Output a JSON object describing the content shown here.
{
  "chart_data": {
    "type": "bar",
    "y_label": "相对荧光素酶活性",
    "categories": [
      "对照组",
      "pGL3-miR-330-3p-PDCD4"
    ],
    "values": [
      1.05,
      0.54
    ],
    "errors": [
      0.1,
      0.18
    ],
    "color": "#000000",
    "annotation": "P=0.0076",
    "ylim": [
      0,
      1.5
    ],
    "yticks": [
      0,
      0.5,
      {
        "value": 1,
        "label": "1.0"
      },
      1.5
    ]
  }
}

|---|

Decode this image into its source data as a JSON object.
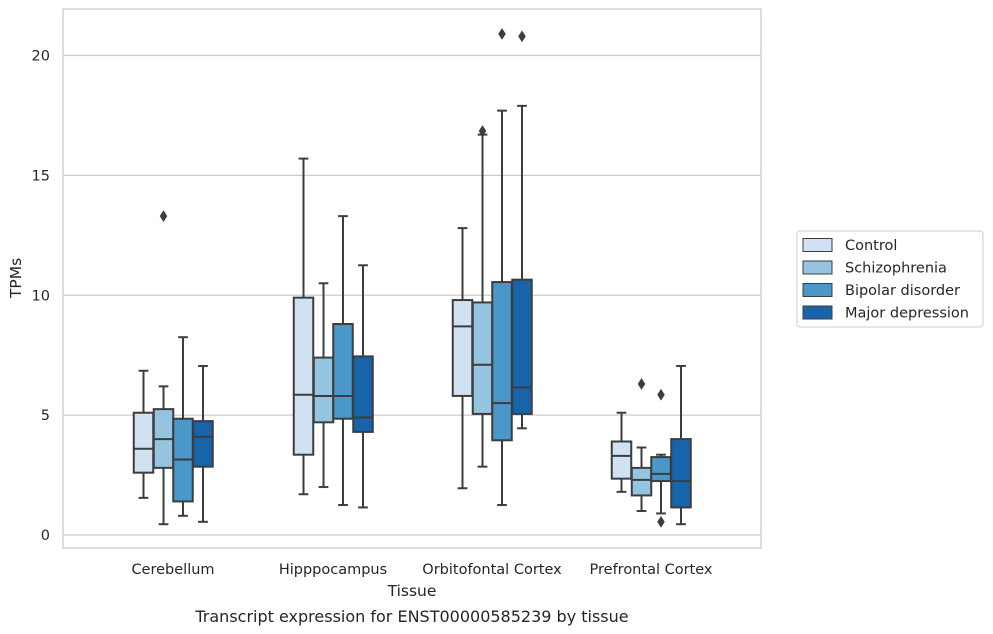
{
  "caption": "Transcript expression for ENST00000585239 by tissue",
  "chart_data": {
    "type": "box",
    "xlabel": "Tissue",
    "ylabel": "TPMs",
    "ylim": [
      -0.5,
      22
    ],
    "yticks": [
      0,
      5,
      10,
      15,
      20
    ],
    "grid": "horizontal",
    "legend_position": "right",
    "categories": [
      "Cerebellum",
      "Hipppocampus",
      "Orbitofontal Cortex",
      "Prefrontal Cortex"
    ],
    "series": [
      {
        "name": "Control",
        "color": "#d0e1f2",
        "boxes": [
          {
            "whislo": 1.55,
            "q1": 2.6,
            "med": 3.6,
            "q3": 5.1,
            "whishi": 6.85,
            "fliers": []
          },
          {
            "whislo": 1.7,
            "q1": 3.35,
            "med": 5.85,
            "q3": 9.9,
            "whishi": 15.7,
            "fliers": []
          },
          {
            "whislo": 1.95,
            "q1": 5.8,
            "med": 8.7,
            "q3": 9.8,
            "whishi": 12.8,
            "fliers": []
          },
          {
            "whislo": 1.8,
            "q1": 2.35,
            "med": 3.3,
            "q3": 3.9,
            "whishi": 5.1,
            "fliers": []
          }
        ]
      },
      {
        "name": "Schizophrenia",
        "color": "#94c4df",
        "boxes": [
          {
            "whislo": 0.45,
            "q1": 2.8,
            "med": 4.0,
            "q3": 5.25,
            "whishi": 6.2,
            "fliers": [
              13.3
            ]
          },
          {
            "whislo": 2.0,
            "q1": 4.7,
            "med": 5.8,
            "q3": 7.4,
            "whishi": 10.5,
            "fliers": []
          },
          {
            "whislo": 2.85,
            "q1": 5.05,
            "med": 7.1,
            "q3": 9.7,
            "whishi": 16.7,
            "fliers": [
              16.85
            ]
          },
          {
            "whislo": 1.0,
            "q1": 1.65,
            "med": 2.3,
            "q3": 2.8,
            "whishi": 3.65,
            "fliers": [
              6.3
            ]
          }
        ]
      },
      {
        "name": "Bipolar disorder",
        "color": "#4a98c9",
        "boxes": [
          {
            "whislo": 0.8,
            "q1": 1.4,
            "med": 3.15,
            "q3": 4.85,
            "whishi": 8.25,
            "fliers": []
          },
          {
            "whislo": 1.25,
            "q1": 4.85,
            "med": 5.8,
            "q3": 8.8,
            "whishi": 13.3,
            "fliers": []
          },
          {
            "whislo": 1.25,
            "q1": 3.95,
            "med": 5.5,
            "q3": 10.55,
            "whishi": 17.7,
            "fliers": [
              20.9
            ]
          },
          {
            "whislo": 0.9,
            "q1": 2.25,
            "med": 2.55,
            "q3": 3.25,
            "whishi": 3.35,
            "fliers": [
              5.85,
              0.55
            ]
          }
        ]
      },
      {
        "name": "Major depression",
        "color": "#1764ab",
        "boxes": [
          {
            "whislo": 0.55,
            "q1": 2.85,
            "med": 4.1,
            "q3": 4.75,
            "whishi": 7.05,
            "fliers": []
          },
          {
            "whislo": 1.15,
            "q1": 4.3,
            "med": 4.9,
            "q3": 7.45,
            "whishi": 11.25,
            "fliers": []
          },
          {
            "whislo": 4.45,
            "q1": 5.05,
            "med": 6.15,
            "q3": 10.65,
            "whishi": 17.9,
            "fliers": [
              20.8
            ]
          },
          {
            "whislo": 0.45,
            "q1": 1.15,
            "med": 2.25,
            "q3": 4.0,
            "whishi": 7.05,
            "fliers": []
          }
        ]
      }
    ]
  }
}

|---|

Short task ▸
Check each line of these records for the string "JSON" and state only how many lines have it.

Task solution ▸
2